#### Task goal:
Pull every line containing "between" from the entries.

(Collected data entries)
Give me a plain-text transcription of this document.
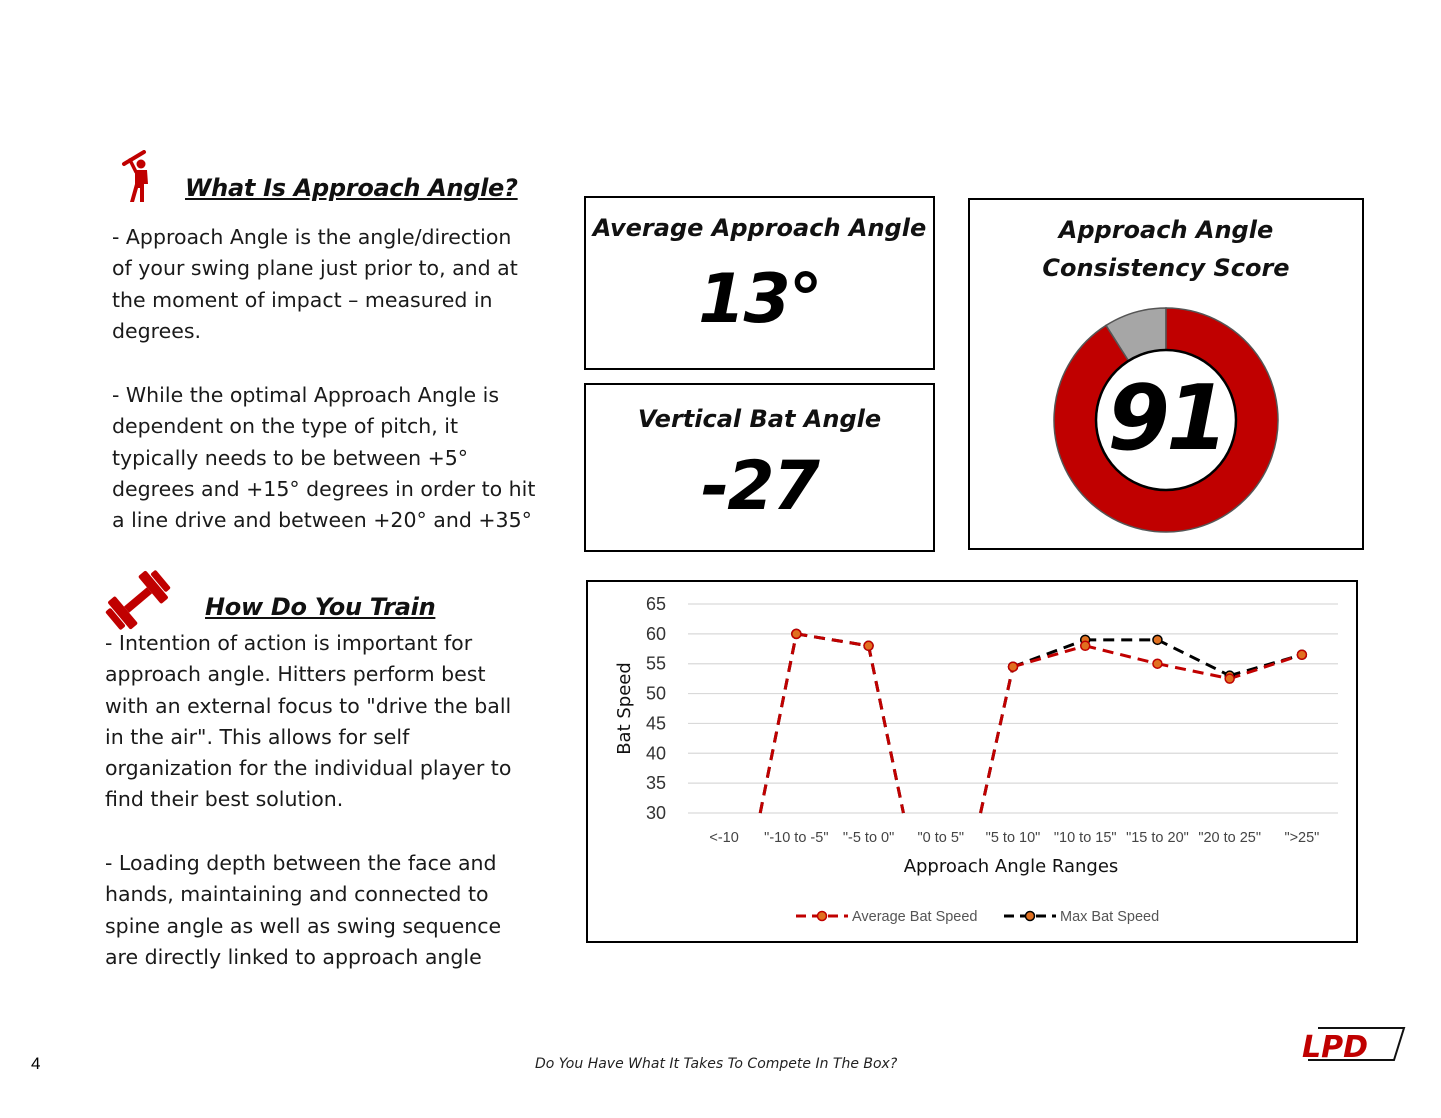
What Is Approach Angle?

- Approach Angle is the angle/direction
of your swing plane just prior to, and at
the moment of impact – measured in
degrees.

- While the optimal Approach Angle is
dependent on the type of pitch, it
typically needs to be between +5°
degrees and +15° degrees in order to hit
a line drive and between +20° and +35°

How Do You Train

- Intention of action is important for
approach angle. Hitters perform best
with an external focus to "drive the ball
in the air". This allows for self
organization for the individual player to
find their best solution.

- Loading depth between the face and
hands, maintaining and connected to
spine angle as well as swing sequence
are directly linked to approach angle

Average Approach Angle
13°
Vertical Bat Angle
-27
Approach Angle
Consistency Score
91
30
35
40
45
50
55
60
65
<-10 "-10 to -5" "-5 to 0" "0 to 5" "5 to 10" "10 to 15" "15 to 20" "20 to 25" ">25"
Bat Speed
Approach Angle Ranges
Average Bat Speed	Max Bat Speed
4	Do You Have What It Takes To Compete In The Box?	LPD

#### The result:
typically needs to be between +5°
a line drive and between +20° and +35°
- Loading depth between the face and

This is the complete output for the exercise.